Records
::::
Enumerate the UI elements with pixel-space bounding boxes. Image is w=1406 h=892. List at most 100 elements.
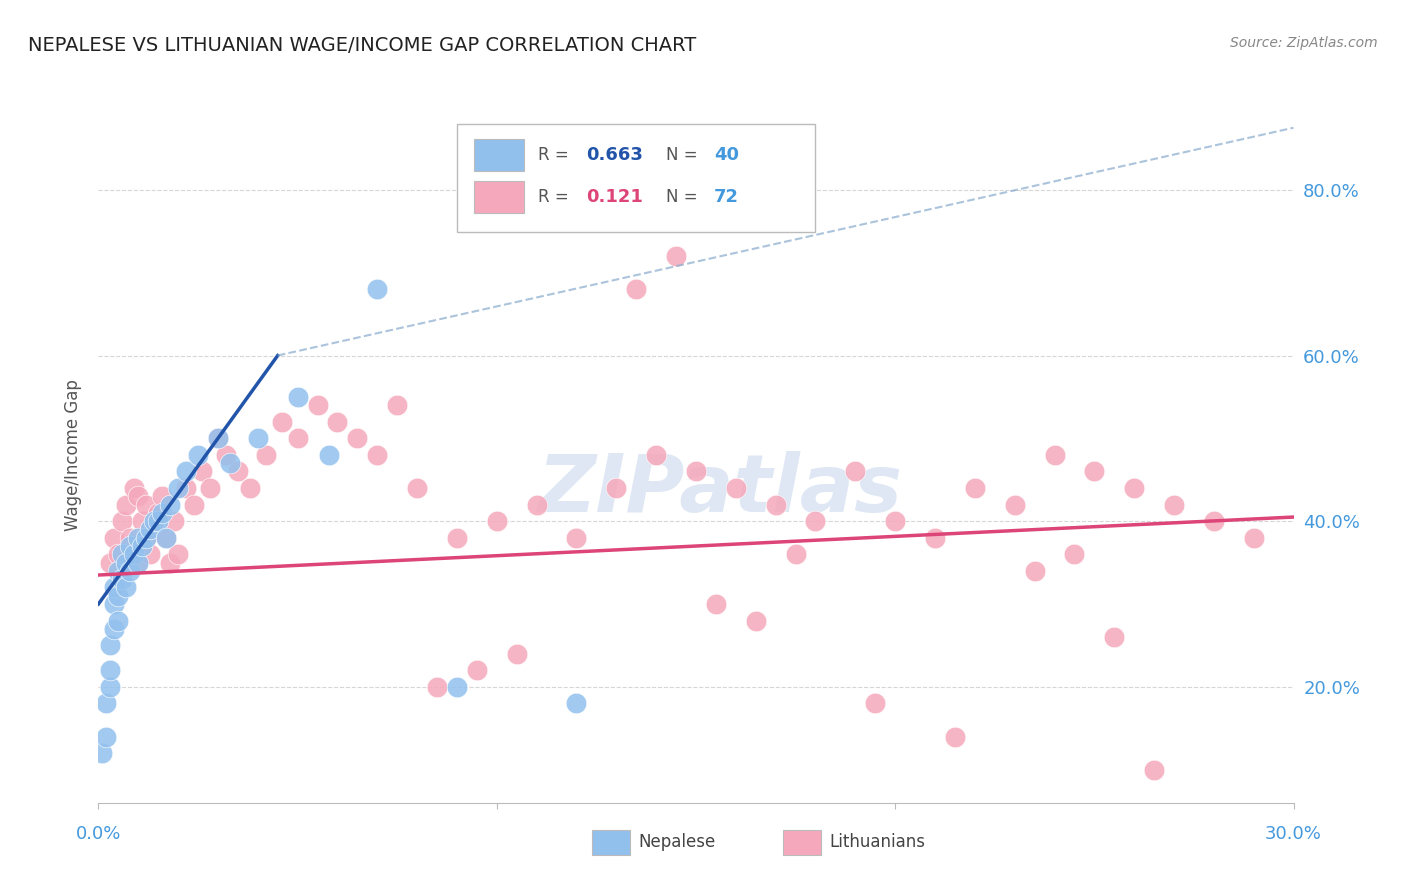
Point (91, 746, 114, 760)
Point (844, 465, 866, 479)
Point (111, 514, 134, 528)
Point (115, 498, 138, 512)
Point (148, 514, 170, 528)
Point (287, 431, 309, 445)
Point (131, 514, 153, 528)
Text: 72: 72 (714, 188, 740, 206)
Point (1024, 564, 1046, 578)
Text: N =: N = (666, 146, 703, 164)
Point (103, 581, 125, 595)
Point (127, 556, 149, 570)
Point (207, 431, 229, 445)
Point (120, 564, 142, 578)
FancyBboxPatch shape (474, 139, 524, 171)
Point (120, 539, 142, 553)
Point (385, 398, 409, 412)
Text: ZIPatlas: ZIPatlas (537, 450, 903, 529)
Point (1202, 514, 1225, 528)
Point (1123, 481, 1146, 495)
Point (107, 564, 129, 578)
Point (1043, 448, 1066, 462)
FancyBboxPatch shape (474, 181, 524, 213)
Text: Source: ZipAtlas.com: Source: ZipAtlas.com (1230, 36, 1378, 50)
Point (124, 481, 146, 495)
Point (605, 481, 627, 495)
Point (127, 556, 149, 570)
Point (143, 523, 166, 537)
Text: Lithuanians: Lithuanians (830, 833, 925, 852)
FancyBboxPatch shape (457, 124, 815, 232)
FancyBboxPatch shape (592, 830, 630, 855)
Point (226, 465, 249, 479)
Point (111, 572, 134, 586)
Point (155, 531, 177, 545)
Point (198, 481, 221, 495)
Point (884, 514, 907, 528)
Point (1104, 630, 1126, 644)
Point (174, 465, 197, 479)
FancyBboxPatch shape (783, 830, 821, 855)
Point (865, 697, 887, 711)
Point (506, 647, 529, 661)
Point (1243, 531, 1265, 545)
Text: Nepalese: Nepalese (638, 833, 716, 852)
Point (96, 730, 118, 744)
Point (924, 531, 946, 545)
Point (1004, 498, 1026, 512)
Point (98, 639, 122, 653)
Point (191, 465, 214, 479)
Point (724, 481, 747, 495)
Text: N =: N = (666, 188, 703, 206)
Point (131, 539, 153, 553)
Point (139, 523, 162, 537)
Text: 40: 40 (714, 146, 740, 164)
Point (187, 448, 209, 462)
Point (645, 448, 668, 462)
Point (103, 531, 125, 545)
Point (1083, 465, 1105, 479)
Point (183, 498, 205, 512)
Point (565, 697, 588, 711)
Point (446, 531, 468, 545)
Point (135, 531, 157, 545)
Point (127, 531, 149, 545)
Point (143, 514, 166, 528)
Point (1063, 547, 1085, 561)
Point (943, 730, 966, 744)
Point (239, 481, 262, 495)
Point (215, 448, 238, 462)
Point (287, 390, 309, 404)
Point (111, 547, 134, 561)
Point (135, 498, 157, 512)
Point (1143, 763, 1166, 777)
Point (565, 531, 588, 545)
Point (135, 531, 157, 545)
Point (207, 431, 229, 445)
Point (127, 489, 149, 503)
Text: R =: R = (538, 146, 574, 164)
Point (485, 514, 508, 528)
Point (124, 547, 146, 561)
Text: 0.0%: 0.0% (76, 825, 121, 843)
Point (665, 249, 688, 263)
Text: R =: R = (538, 188, 579, 206)
Point (120, 531, 142, 545)
Point (346, 431, 368, 445)
Point (155, 531, 177, 545)
Point (254, 448, 277, 462)
Point (318, 448, 340, 462)
Point (626, 282, 648, 296)
Point (804, 514, 827, 528)
Point (159, 556, 181, 570)
Point (150, 506, 173, 520)
Point (98, 663, 122, 677)
Point (246, 431, 269, 445)
Point (115, 556, 138, 570)
Point (963, 481, 986, 495)
Point (366, 448, 388, 462)
Point (167, 547, 190, 561)
Y-axis label: Wage/Income Gap: Wage/Income Gap (65, 379, 83, 531)
Point (446, 680, 468, 694)
Text: 0.663: 0.663 (586, 146, 643, 164)
Point (219, 456, 242, 470)
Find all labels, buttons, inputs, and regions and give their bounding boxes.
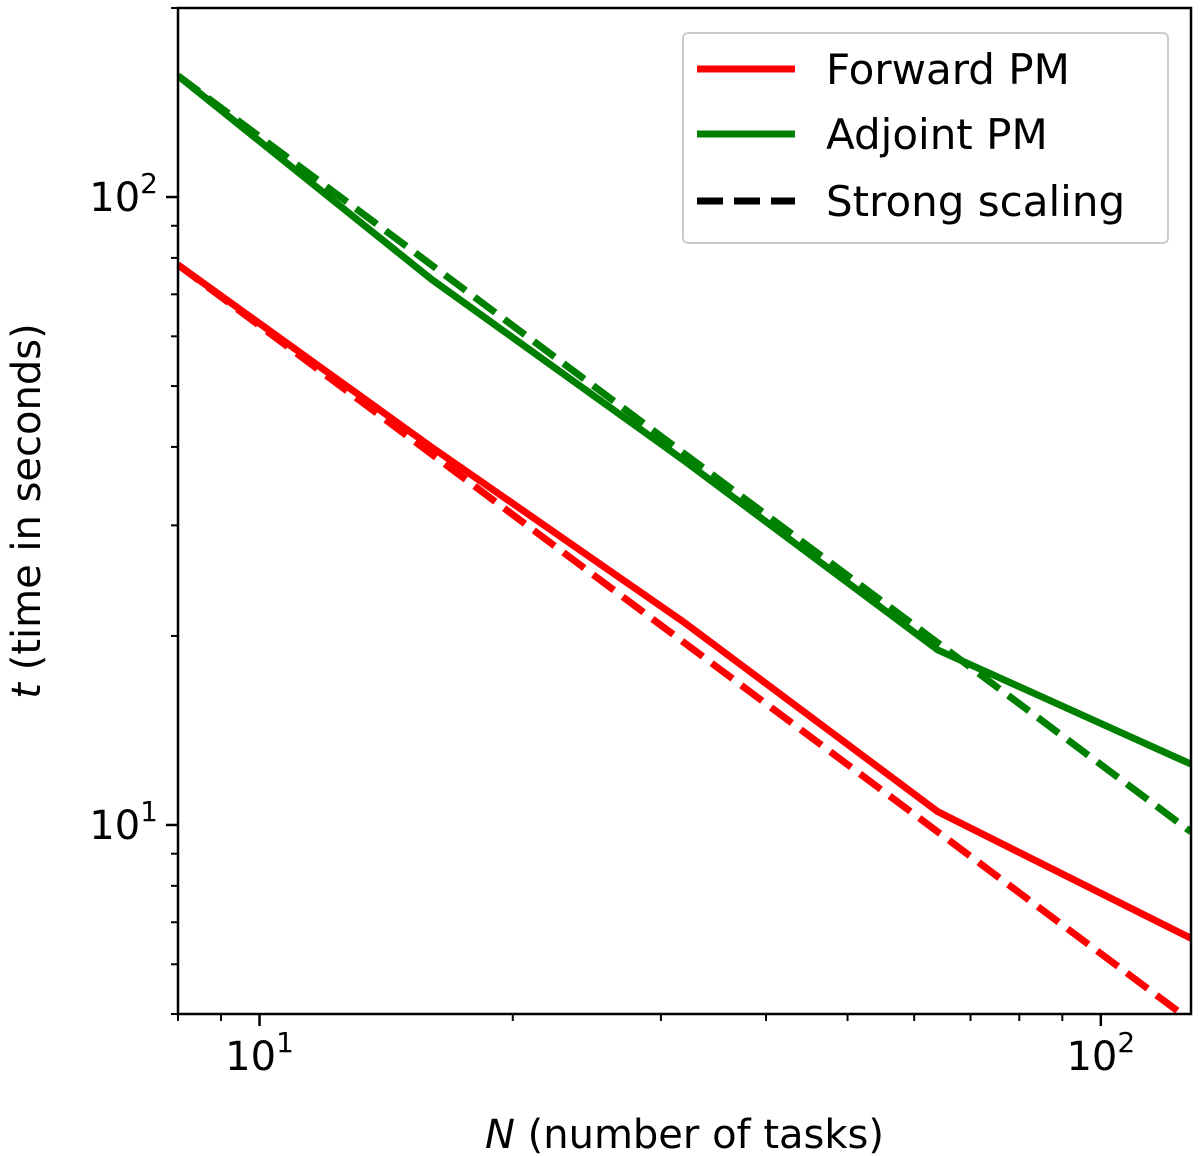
- y-axis-label: t (time in seconds): [4, 323, 50, 698]
- series-line-2: [178, 73, 1191, 768]
- legend-label: Strong scaling: [826, 177, 1125, 226]
- tick-label-exponent: 2: [140, 167, 158, 200]
- x-axis-description: (number of tasks): [515, 1112, 884, 1156]
- y-axis-variable: t: [4, 682, 50, 699]
- legend-box: [682, 32, 1169, 244]
- series-line-0: [178, 261, 1191, 942]
- tick-label-base: 10: [89, 175, 140, 221]
- tick-label-exponent: 2: [1117, 1026, 1135, 1059]
- legend-entry: Adjoint PM: [697, 110, 1048, 159]
- series-line-1: [178, 261, 1188, 1014]
- legend-entry: Strong scaling: [697, 177, 1125, 226]
- x-tick-label: 101: [225, 1026, 294, 1080]
- series-line-3: [178, 72, 1191, 835]
- x-axis-variable: N: [485, 1112, 515, 1156]
- plot-frame: [176, 6, 1193, 1016]
- legend-entries: Forward PM Adjoint PM Strong scaling: [697, 45, 1125, 226]
- x-tick-label: 102: [1066, 1026, 1135, 1080]
- series-layer: [178, 72, 1191, 1014]
- y-axis-description: (time in seconds): [4, 323, 50, 683]
- tick-label-base: 10: [89, 803, 140, 849]
- legend: Forward PM Adjoint PM Strong scaling: [682, 32, 1169, 244]
- tick-label-exponent: 1: [276, 1026, 294, 1059]
- y-tick-label: 101: [89, 795, 158, 849]
- legend-label: Forward PM: [826, 45, 1070, 94]
- legend-label: Adjoint PM: [826, 110, 1048, 159]
- tick-label-base: 10: [225, 1034, 276, 1080]
- y-tick-label: 102: [89, 167, 158, 221]
- tick-label-exponent: 1: [140, 795, 158, 828]
- x-axis-label: N (number of tasks): [485, 1112, 884, 1156]
- tick-label-base: 10: [1066, 1034, 1117, 1080]
- legend-entry: Forward PM: [697, 45, 1070, 94]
::::
Exercise directions -> Extract every line from the items above that contains the string "time".

Solved exercise ->
- y-axis-label: t (time in seconds): [4, 323, 50, 698]
- y-axis-description: (time in seconds): [4, 323, 50, 683]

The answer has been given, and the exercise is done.